All of the data must be printed exactly; please include every line.

══════

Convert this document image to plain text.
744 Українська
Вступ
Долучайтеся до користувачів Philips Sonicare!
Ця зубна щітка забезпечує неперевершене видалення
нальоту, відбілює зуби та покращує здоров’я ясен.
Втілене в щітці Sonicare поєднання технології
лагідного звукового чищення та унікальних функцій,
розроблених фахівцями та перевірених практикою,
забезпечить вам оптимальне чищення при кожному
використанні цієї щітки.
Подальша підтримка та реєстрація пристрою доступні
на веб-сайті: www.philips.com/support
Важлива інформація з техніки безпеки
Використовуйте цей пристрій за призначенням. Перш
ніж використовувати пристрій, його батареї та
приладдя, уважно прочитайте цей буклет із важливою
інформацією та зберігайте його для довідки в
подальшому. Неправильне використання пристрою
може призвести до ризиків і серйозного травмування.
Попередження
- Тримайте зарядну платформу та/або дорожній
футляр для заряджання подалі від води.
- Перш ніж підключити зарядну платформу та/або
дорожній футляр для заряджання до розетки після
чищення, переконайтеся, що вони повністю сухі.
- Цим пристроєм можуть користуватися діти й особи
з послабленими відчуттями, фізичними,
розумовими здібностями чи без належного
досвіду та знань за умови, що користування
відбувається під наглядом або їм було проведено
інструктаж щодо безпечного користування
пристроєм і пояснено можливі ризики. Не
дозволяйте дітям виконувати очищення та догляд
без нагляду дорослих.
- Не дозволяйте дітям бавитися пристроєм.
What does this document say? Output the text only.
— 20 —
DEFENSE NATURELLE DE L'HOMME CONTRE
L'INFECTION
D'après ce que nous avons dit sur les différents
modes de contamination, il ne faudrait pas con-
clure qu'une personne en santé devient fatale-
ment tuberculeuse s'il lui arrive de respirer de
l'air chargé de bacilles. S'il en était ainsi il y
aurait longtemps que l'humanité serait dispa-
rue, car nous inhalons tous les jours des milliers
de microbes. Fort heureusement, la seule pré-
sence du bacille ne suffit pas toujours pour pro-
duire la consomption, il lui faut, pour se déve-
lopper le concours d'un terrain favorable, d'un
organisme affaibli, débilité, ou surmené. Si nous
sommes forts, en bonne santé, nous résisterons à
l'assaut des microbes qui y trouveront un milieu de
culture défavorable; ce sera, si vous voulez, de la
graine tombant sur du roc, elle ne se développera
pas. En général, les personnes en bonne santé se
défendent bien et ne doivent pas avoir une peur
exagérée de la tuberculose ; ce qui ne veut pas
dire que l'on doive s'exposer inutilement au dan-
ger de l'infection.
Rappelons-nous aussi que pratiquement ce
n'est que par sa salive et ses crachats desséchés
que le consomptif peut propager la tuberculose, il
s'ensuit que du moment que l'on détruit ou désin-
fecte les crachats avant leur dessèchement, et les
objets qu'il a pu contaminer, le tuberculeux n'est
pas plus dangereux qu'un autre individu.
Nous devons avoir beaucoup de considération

══════

> _Exercise result_
Convert this document image to plain text.
744 Українська
Вступ
Долучайтеся до користувачів Philips Sonicare!
Ця зубна щітка забезпечує неперевершене видалення
нальоту, відбілює зуби та покращує здоров’я ясен.
Втілене в щітці Sonicare поєднання технології
лагідного звукового чищення та унікальних функцій,
розроблених фахівцями та перевірених практикою,
забезпечить вам оптимальне чищення при кожному
використанні цієї щітки.
Подальша підтримка та реєстрація пристрою доступні
на веб-сайті: www.philips.com/support
Важлива інформація з техніки безпеки
Використовуйте цей пристрій за призначенням. Перш
ніж використовувати пристрій, його батареї та
приладдя, уважно прочитайте цей буклет із важливою
інформацією та зберігайте його для довідки в
подальшому. Неправильне використання пристрою
може призвести до ризиків і серйозного травмування.
Попередження
- Тримайте зарядну платформу та/або дорожній
футляр для заряджання подалі від води.
- Перш ніж підключити зарядну платформу та/або
дорожній футляр для заряджання до розетки після
чищення, переконайтеся, що вони повністю сухі.
- Цим пристроєм можуть користуватися діти й особи
з послабленими відчуттями, фізичними,
розумовими здібностями чи без належного
досвіду та знань за умови, що користування
відбувається під наглядом або їм було проведено
інструктаж щодо безпечного користування
пристроєм і пояснено можливі ризики. Не
дозволяйте дітям виконувати очищення та догляд
без нагляду дорослих.
- Не дозволяйте дітям бавитися пристроєм.
What does this document say? Output the text only.
— 20 —
DEFENSE NATURELLE DE L'HOMME CONTRE
L'INFECTION
D'après ce que nous avons dit sur les différents
modes de contamination, il ne faudrait pas con-
clure qu'une personne en santé devient fatale-
ment tuberculeuse s'il lui arrive de respirer de
l'air chargé de bacilles. S'il en était ainsi il y
aurait longtemps que l'humanité serait dispa-
rue, car nous inhalons tous les jours des milliers
de microbes. Fort heureusement, la seule pré-
sence du bacille ne suffit pas toujours pour pro-
duire la consomption, il lui faut, pour se déve-
lopper le concours d'un terrain favorable, d'un
organisme affaibli, débilité, ou surmené. Si nous
sommes forts, en bonne santé, nous résisterons à
l'assaut des microbes qui y trouveront un milieu de
culture défavorable; ce sera, si vous voulez, de la
graine tombant sur du roc, elle ne se développera
pas. En général, les personnes en bonne santé se
défendent bien et ne doivent pas avoir une peur
exagérée de la tuberculose ; ce qui ne veut pas
dire que l'on doive s'exposer inutilement au dan-
ger de l'infection.
Rappelons-nous aussi que pratiquement ce
n'est que par sa salive et ses crachats desséchés
que le consomptif peut propager la tuberculose, il
s'ensuit que du moment que l'on détruit ou désin-
fecte les crachats avant leur dessèchement, et les
objets qu'il a pu contaminer, le tuberculeux n'est
pas plus dangereux qu'un autre individu.
Nous devons avoir beaucoup de considération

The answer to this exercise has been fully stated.